Selon le texte fourni, quel établissement Muriel Ferrari tient-elle à Lyon ?

───── TEXTE FOURNI ─────

Muriel Ferrari tient le Café des Artisans, un petit restaurant de quartier à Lyon. Née sous une drôle d'étoile, elle a vécu 1000 et une vies, avec un parcours hors-norme.

Certains naissent avec une cuillère d’argent dans la bouche. Pour Muriel Ferrari, les dés étaient “pipés dès le départ”. Montrée du doigt, le destin cabossé, elle trouvera refuge dans la rue, connaissant la faim, les galères, le ras-le-bol et “l’envie de crever parfois”. Mais aussi de “bons délires”, l’argent et “les draps de soie” du Negresco, du Ritz et du Crillon… puis le lendemain, le carrosse qui se transformait “en TGV pour Lyon”. Prisonnière de droit commun, condamnée à de multiples reprises pour vols, recels et proxénétisme, elle pourrait, comme elle dit, “faire le guide Michelin des prisons”. Elle a côtoyé la femme de Mesrine, celle de Louis Guillaud, dit “La Carpe”, condamné pour le rapt du petit Mérieux, Jean-Louis Fargette, le parrain du milieu varois, Momon Vidal, le chef du gang des Lyonnais, un ami. Aujourd’hui, Muriel Ferrari est devant ses fourneaux. Et la vie continue. Muriel Ferrari, patronne du café des Artisans, à Lyon "Je n’ai pas connu la violence, mais l’indifférence, c’était pire. "

───── MATÉRIEL FOURNI ─────

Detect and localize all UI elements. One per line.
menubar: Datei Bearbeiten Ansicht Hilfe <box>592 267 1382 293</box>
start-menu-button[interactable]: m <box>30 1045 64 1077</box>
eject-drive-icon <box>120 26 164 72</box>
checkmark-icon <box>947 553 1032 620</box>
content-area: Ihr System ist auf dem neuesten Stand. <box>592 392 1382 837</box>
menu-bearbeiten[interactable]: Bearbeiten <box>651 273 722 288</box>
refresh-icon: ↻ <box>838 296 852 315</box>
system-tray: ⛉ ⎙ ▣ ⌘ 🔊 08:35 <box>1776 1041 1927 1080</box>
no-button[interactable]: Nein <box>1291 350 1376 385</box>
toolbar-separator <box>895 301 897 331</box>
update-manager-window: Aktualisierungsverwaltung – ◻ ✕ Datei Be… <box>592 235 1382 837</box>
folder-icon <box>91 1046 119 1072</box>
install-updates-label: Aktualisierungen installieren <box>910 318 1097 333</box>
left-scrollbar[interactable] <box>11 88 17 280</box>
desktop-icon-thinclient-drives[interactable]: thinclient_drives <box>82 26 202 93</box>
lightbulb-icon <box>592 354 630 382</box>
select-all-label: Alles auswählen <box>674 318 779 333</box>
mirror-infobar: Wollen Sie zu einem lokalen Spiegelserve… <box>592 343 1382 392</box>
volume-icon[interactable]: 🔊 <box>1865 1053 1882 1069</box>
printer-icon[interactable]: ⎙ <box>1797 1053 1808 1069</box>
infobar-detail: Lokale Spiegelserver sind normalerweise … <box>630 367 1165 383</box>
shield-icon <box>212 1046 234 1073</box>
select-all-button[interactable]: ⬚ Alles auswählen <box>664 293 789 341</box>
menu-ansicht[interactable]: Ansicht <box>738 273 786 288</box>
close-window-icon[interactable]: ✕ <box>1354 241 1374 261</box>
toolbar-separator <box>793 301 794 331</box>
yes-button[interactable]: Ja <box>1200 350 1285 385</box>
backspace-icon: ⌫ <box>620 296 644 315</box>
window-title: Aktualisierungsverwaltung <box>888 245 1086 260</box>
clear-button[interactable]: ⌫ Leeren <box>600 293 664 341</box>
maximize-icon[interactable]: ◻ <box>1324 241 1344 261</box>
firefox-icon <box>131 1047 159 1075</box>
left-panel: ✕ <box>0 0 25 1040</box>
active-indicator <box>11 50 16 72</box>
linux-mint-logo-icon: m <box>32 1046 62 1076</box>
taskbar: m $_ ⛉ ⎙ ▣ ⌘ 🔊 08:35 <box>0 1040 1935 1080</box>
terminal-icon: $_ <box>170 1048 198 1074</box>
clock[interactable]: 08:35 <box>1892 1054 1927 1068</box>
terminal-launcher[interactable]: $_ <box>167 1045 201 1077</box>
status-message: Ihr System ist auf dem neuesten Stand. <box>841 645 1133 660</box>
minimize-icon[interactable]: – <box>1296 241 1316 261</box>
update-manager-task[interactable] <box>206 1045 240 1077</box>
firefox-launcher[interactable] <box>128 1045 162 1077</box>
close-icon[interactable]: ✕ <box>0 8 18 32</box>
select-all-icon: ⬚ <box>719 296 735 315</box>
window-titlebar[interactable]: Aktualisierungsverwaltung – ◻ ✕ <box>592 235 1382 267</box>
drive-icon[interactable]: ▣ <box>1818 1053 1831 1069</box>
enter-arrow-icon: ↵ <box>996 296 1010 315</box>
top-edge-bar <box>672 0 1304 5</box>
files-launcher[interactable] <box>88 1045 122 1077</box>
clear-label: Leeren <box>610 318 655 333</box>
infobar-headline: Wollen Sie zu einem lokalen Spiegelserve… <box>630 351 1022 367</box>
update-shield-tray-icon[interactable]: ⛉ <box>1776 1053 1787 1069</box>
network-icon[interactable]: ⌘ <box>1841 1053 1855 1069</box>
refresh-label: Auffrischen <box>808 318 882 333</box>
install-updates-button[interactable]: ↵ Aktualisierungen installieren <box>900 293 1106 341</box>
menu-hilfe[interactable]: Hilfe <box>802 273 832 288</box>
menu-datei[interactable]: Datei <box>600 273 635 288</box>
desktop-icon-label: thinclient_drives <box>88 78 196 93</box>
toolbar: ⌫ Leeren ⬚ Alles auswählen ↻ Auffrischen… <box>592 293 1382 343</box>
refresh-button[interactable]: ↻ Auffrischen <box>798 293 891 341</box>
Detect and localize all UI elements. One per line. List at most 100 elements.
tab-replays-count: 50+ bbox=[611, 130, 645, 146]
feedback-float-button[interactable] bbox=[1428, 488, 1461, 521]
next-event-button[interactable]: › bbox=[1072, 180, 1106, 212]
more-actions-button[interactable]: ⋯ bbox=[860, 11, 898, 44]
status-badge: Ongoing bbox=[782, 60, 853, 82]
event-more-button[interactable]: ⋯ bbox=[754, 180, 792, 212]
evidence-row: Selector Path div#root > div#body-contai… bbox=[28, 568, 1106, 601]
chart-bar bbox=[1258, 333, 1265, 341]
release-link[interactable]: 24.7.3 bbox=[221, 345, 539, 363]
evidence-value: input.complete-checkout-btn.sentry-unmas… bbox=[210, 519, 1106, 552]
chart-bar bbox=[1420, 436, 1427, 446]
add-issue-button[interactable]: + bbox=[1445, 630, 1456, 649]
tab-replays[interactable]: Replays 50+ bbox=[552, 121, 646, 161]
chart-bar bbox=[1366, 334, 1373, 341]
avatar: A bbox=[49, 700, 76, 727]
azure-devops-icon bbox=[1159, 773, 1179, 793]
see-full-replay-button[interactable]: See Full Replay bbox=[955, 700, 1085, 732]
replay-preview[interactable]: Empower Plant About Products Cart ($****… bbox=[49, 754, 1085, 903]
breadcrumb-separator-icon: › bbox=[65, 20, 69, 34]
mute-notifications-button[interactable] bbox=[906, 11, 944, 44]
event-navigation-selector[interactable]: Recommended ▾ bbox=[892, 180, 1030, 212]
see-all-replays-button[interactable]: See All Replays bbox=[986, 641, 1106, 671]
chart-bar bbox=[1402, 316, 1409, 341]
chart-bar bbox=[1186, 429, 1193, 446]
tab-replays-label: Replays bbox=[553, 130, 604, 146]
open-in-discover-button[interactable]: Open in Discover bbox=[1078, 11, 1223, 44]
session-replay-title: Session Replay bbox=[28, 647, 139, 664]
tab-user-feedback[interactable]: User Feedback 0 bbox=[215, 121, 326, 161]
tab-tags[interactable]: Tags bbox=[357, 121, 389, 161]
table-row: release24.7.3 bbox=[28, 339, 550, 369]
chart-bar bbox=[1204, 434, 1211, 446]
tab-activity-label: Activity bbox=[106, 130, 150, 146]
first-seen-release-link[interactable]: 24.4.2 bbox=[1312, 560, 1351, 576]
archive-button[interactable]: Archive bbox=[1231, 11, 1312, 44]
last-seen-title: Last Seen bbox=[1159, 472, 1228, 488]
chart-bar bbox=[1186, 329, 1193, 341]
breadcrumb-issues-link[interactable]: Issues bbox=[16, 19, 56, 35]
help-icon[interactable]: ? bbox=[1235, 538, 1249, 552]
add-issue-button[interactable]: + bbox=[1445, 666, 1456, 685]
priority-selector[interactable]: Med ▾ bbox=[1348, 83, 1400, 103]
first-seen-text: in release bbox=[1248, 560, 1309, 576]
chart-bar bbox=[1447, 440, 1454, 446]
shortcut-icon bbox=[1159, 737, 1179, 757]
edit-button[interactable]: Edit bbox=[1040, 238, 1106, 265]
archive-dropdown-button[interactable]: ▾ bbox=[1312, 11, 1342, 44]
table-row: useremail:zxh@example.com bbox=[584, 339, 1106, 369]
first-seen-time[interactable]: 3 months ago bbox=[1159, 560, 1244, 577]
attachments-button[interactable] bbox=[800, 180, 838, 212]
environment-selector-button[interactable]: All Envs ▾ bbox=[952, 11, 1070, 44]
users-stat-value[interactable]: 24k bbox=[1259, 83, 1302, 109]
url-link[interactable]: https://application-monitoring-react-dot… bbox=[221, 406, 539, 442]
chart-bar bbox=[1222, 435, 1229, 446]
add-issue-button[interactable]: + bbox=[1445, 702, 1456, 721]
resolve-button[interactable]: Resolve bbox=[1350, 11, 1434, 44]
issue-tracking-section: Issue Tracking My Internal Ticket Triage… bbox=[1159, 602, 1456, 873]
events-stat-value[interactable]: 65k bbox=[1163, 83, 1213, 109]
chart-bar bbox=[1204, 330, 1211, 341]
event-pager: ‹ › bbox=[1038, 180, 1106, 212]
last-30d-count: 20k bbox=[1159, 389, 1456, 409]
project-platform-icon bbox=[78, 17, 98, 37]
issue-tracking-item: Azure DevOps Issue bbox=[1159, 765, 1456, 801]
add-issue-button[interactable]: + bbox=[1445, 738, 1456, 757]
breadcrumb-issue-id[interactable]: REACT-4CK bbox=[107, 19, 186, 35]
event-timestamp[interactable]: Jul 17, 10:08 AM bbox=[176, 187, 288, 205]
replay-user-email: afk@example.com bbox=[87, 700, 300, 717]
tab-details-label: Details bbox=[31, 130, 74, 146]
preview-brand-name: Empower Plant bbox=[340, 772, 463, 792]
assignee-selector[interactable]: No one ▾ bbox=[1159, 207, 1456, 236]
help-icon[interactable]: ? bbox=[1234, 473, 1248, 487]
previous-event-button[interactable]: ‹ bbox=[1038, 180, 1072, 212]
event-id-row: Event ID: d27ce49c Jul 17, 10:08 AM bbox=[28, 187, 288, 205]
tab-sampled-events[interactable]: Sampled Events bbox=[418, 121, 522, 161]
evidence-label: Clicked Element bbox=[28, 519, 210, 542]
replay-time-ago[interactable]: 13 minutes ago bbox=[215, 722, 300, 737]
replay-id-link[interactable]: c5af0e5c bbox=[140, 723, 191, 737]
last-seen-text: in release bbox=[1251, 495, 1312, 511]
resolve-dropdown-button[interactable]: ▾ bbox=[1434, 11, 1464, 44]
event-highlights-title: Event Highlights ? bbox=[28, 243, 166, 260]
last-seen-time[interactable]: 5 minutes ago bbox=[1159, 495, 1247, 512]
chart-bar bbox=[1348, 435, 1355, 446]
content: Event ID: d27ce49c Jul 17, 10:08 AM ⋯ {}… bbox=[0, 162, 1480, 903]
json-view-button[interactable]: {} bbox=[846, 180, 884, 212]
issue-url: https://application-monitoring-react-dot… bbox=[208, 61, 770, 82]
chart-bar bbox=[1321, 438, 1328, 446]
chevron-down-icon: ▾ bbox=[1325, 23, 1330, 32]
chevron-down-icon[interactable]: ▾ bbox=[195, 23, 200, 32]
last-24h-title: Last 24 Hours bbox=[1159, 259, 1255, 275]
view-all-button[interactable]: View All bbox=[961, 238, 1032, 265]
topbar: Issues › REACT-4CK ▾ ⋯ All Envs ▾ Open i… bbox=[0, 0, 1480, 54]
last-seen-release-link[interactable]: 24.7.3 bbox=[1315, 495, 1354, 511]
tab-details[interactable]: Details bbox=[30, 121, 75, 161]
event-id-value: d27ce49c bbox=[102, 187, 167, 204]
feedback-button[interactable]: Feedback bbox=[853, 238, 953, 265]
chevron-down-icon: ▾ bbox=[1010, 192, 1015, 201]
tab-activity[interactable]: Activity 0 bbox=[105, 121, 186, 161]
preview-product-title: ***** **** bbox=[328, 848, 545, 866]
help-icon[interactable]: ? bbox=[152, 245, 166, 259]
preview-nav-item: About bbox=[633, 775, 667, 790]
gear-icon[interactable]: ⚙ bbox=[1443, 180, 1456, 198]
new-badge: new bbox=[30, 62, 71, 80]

─────

■ **RÉPONSE ATTENDUE**: Le Café des Artisans, un petit restaurant de quartier.